Work instruction
Answer these questions using the passage on IBM's NEO:
1. What handles the metadata mapping behind the scenes?
2. Which vendors are named as having introduced business user-friendly data-mashup capabilities?
3. With natural-language query, in what language can users ask questions and make requests?

Passage provided
-=-=-
IBM says NEO makes the data-modeling step a self-service proposition for business users thanks to a built-in ontology engine that handles metadata mapping behind the scenes. Users simply drag and drop desired sources into the NEO framework -- from a data warehouse, operational systems, cloud sources like Salesforce.com, or third-party enrichment databases such as Acxiom or Experian -- and the ontology engine does the mapping work.
A number of vendors have introduced business user-friendly data-mashup capabilities -- Microsoft, Oracle Endeca and MicroStrategy to name a few -- but IBM's NEO project blend with natural-language query and data visualization is unique.
Once a user chooses desired data sets, NEO's next trick is natural-language query, whereby users can ask questions and make requests in plain English, such as: "Show me the top sellers by region," "Who are the top salespeople?" or "List top customers in the Northeast." The NEO technology automatically pulls in the right data sources and presents the requested data or analysis in a suitable visualization.
-=-=-
[Recorded data]
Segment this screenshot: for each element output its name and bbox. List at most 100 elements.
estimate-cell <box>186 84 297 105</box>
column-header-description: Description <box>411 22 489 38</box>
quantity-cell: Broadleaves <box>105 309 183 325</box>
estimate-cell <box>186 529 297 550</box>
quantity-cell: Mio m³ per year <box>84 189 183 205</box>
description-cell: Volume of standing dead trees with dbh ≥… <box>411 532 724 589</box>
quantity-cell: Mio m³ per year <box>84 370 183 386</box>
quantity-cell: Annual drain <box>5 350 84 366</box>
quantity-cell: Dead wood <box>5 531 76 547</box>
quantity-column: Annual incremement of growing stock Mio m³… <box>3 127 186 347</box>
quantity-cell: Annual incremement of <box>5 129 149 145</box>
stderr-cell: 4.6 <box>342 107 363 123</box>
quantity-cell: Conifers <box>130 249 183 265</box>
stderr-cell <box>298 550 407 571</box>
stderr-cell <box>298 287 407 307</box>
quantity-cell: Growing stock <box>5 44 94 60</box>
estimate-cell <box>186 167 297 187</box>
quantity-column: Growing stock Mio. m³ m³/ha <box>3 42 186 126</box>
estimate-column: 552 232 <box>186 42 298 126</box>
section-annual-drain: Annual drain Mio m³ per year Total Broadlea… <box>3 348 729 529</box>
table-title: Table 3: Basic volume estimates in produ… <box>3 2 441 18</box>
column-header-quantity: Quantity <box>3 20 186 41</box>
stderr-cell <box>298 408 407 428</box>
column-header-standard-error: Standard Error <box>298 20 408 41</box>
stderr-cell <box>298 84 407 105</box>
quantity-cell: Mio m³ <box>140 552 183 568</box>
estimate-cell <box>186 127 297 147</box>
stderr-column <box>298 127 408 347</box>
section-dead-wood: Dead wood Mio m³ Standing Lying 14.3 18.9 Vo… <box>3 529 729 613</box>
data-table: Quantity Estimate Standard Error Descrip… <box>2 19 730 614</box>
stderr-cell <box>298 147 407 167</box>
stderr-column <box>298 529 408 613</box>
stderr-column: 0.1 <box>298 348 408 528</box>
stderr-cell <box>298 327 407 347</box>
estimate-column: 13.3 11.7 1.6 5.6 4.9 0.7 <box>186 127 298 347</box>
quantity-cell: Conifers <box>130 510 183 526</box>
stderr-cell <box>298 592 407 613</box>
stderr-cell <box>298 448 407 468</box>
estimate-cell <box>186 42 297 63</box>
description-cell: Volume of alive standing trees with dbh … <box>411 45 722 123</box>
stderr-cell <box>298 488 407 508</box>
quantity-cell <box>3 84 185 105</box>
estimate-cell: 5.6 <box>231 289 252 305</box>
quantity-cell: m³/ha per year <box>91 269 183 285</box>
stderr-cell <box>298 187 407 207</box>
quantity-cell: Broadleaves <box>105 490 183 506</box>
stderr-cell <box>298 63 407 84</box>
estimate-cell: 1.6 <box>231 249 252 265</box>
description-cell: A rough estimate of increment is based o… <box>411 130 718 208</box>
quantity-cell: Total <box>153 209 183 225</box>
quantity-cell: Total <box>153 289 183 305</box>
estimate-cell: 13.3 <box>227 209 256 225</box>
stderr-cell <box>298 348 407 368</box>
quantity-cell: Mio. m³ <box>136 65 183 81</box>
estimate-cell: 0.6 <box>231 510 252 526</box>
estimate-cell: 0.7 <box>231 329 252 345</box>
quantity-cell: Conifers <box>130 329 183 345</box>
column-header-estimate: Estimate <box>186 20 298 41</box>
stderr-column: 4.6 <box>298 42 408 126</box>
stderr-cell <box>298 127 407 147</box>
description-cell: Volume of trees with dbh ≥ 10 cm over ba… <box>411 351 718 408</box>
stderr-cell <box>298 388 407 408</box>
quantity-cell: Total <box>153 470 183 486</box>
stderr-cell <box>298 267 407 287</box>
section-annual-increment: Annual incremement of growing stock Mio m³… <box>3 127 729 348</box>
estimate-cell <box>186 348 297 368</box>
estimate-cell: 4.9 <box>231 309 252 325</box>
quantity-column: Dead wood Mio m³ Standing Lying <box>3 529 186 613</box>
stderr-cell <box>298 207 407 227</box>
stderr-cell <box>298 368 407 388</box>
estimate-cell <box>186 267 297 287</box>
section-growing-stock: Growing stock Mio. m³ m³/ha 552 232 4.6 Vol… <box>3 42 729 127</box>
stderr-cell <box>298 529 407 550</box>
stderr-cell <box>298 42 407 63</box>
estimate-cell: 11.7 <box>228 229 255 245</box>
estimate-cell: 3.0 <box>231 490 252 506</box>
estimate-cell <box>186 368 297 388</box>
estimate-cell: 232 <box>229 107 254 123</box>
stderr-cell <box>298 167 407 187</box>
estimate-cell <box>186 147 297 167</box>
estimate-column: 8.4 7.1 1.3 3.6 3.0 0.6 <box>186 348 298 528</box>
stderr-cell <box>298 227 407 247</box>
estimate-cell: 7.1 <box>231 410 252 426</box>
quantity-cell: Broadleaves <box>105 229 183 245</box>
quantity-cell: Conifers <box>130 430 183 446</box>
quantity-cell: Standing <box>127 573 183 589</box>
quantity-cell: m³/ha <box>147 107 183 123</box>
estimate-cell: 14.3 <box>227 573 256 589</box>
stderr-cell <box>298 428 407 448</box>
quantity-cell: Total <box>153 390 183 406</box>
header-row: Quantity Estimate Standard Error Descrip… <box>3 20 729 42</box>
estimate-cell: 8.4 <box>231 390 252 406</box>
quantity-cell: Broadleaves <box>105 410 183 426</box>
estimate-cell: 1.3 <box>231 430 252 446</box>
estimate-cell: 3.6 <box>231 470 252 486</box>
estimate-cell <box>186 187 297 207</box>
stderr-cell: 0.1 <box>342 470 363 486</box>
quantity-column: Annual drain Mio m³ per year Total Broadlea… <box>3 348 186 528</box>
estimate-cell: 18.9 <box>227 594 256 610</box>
-=-=-
Finished task
1. A built-in ontology engine.
2. Microsoft, Oracle Endeca and MicroStrategy.
3. Plain English.